>> Start

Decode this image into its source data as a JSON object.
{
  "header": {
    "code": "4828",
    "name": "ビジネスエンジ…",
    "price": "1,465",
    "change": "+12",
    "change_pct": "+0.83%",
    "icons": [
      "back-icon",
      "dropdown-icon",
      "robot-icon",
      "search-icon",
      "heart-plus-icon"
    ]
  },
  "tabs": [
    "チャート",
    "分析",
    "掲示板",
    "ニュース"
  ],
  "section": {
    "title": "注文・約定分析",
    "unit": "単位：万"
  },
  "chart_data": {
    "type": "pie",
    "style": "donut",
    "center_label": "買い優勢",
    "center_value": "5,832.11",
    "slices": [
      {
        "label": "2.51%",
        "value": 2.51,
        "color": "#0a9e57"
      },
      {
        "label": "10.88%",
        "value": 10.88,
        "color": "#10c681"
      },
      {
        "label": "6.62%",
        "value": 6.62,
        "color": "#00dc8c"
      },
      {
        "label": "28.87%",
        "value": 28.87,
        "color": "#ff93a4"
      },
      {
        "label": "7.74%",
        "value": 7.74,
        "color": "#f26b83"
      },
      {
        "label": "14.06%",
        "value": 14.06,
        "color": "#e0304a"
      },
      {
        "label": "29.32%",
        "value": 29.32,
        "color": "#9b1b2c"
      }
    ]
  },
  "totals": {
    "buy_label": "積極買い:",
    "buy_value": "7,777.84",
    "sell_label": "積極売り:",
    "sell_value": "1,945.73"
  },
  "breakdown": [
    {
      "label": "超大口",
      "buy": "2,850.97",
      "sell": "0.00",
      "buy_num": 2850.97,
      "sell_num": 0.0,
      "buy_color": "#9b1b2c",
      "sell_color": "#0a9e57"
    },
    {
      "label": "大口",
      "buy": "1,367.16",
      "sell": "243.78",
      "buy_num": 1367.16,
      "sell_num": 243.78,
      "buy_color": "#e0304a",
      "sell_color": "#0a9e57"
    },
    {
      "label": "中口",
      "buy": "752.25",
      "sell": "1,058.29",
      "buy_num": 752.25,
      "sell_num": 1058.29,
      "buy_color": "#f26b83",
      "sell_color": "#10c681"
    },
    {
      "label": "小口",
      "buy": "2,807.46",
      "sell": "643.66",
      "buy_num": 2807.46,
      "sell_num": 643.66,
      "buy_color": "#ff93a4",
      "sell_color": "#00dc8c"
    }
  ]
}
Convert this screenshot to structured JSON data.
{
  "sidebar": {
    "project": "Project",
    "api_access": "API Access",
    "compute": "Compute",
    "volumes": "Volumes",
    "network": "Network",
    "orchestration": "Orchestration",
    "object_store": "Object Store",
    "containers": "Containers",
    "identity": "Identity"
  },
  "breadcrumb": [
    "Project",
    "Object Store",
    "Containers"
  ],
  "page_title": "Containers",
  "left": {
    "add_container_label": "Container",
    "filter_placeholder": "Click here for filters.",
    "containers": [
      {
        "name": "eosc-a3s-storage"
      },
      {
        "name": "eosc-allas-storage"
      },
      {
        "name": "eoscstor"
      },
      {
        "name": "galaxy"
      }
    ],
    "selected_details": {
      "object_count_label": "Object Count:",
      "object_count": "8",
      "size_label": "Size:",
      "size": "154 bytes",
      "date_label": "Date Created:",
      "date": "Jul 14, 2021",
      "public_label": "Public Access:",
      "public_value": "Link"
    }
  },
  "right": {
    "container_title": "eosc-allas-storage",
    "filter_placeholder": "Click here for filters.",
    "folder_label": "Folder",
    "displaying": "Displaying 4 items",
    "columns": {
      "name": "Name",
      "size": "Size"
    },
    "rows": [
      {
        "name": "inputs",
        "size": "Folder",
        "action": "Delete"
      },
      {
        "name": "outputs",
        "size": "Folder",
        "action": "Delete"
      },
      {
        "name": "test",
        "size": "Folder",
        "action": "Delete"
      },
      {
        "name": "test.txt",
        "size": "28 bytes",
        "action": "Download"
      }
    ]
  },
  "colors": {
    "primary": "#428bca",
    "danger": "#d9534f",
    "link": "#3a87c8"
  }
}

>> End

* _What is asked_
Return every record, word for word.

* _Answer to the exercise_
Decode this image into its source data as a JSON object.
{
  "header": {
    "code": "4828",
    "name": "ビジネスエンジ…",
    "price": "1,465",
    "change": "+12",
    "change_pct": "+0.83%",
    "icons": [
      "back-icon",
      "dropdown-icon",
      "robot-icon",
      "search-icon",
      "heart-plus-icon"
    ]
  },
  "tabs": [
    "チャート",
    "分析",
    "掲示板",
    "ニュース"
  ],
  "section": {
    "title": "注文・約定分析",
    "unit": "単位：万"
  },
  "chart_data": {
    "type": "pie",
    "style": "donut",
    "center_label": "買い優勢",
    "center_value": "5,832.11",
    "slices": [
      {
        "label": "2.51%",
        "value": 2.51,
        "color": "#0a9e57"
      },
      {
        "label": "10.88%",
        "value": 10.88,
        "color": "#10c681"
      },
      {
        "label": "6.62%",
        "value": 6.62,
        "color": "#00dc8c"
      },
      {
        "label": "28.87%",
        "value": 28.87,
        "color": "#ff93a4"
      },
      {
        "label": "7.74%",
        "value": 7.74,
        "color": "#f26b83"
      },
      {
        "label": "14.06%",
        "value": 14.06,
        "color": "#e0304a"
      },
      {
        "label": "29.32%",
        "value": 29.32,
        "color": "#9b1b2c"
      }
    ]
  },
  "totals": {
    "buy_label": "積極買い:",
    "buy_value": "7,777.84",
    "sell_label": "積極売り:",
    "sell_value": "1,945.73"
  },
  "breakdown": [
    {
      "label": "超大口",
      "buy": "2,850.97",
      "sell": "0.00",
      "buy_num": 2850.97,
      "sell_num": 0.0,
      "buy_color": "#9b1b2c",
      "sell_color": "#0a9e57"
    },
    {
      "label": "大口",
      "buy": "1,367.16",
      "sell": "243.78",
      "buy_num": 1367.16,
      "sell_num": 243.78,
      "buy_color": "#e0304a",
      "sell_color": "#0a9e57"
    },
    {
      "label": "中口",
      "buy": "752.25",
      "sell": "1,058.29",
      "buy_num": 752.25,
      "sell_num": 1058.29,
      "buy_color": "#f26b83",
      "sell_color": "#10c681"
    },
    {
      "label": "小口",
      "buy": "2,807.46",
      "sell": "643.66",
      "buy_num": 2807.46,
      "sell_num": 643.66,
      "buy_color": "#ff93a4",
      "sell_color": "#00dc8c"
    }
  ]
}
Convert this screenshot to structured JSON data.
{
  "sidebar": {
    "project": "Project",
    "api_access": "API Access",
    "compute": "Compute",
    "volumes": "Volumes",
    "network": "Network",
    "orchestration": "Orchestration",
    "object_store": "Object Store",
    "containers": "Containers",
    "identity": "Identity"
  },
  "breadcrumb": [
    "Project",
    "Object Store",
    "Containers"
  ],
  "page_title": "Containers",
  "left": {
    "add_container_label": "Container",
    "filter_placeholder": "Click here for filters.",
    "containers": [
      {
        "name": "eosc-a3s-storage"
      },
      {
        "name": "eosc-allas-storage"
      },
      {
        "name": "eoscstor"
      },
      {
        "name": "galaxy"
      }
    ],
    "selected_details": {
      "object_count_label": "Object Count:",
      "object_count": "8",
      "size_label": "Size:",
      "size": "154 bytes",
      "date_label": "Date Created:",
      "date": "Jul 14, 2021",
      "public_label": "Public Access:",
      "public_value": "Link"
    }
  },
  "right": {
    "container_title": "eosc-allas-storage",
    "filter_placeholder": "Click here for filters.",
    "folder_label": "Folder",
    "displaying": "Displaying 4 items",
    "columns": {
      "name": "Name",
      "size": "Size"
    },
    "rows": [
      {
        "name": "inputs",
        "size": "Folder",
        "action": "Delete"
      },
      {
        "name": "outputs",
        "size": "Folder",
        "action": "Delete"
      },
      {
        "name": "test",
        "size": "Folder",
        "action": "Delete"
      },
      {
        "name": "test.txt",
        "size": "28 bytes",
        "action": "Download"
      }
    ]
  },
  "colors": {
    "primary": "#428bca",
    "danger": "#d9534f",
    "link": "#3a87c8"
  }
}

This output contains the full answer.